> [Data for the task]
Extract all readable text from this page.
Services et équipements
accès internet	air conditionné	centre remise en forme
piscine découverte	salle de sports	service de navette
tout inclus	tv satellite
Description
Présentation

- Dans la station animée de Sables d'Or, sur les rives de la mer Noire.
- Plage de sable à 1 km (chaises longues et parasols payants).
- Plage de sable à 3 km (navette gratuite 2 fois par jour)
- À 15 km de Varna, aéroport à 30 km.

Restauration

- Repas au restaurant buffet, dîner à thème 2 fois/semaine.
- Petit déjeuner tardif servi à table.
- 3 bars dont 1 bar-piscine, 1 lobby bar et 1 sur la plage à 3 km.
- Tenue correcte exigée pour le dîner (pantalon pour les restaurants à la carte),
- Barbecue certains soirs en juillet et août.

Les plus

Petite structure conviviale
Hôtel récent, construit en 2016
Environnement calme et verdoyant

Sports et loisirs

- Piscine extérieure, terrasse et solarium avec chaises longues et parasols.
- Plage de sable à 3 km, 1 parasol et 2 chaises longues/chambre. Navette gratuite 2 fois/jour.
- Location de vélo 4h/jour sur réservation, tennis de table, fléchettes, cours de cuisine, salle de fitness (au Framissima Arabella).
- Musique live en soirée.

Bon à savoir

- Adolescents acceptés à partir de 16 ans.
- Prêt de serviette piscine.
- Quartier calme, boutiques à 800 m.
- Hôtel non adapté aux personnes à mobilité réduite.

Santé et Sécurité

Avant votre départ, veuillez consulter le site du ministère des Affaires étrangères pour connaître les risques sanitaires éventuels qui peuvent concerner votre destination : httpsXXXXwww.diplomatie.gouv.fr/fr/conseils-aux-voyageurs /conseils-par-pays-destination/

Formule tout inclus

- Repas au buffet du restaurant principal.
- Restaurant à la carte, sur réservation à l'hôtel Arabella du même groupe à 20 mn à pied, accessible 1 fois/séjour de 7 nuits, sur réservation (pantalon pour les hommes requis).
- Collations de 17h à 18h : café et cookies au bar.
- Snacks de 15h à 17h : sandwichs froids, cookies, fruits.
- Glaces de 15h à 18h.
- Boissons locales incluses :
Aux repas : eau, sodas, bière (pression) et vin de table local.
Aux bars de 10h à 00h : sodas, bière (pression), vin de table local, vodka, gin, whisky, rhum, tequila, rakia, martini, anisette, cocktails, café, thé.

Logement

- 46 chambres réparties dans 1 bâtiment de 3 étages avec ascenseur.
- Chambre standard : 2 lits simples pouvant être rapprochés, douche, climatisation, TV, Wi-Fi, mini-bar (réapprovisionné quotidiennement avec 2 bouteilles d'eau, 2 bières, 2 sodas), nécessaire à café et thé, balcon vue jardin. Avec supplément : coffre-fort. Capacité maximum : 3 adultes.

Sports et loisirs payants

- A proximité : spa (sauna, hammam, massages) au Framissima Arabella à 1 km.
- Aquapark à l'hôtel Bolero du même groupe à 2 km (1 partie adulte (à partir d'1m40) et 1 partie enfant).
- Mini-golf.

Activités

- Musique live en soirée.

> [Set problem]
Check all the records above and select each line where the string "buffet" is found.

> [Expected output]
- Repas au restaurant buffet, dîner à thème 2 fois/semaine.
- Repas au buffet du restaurant principal.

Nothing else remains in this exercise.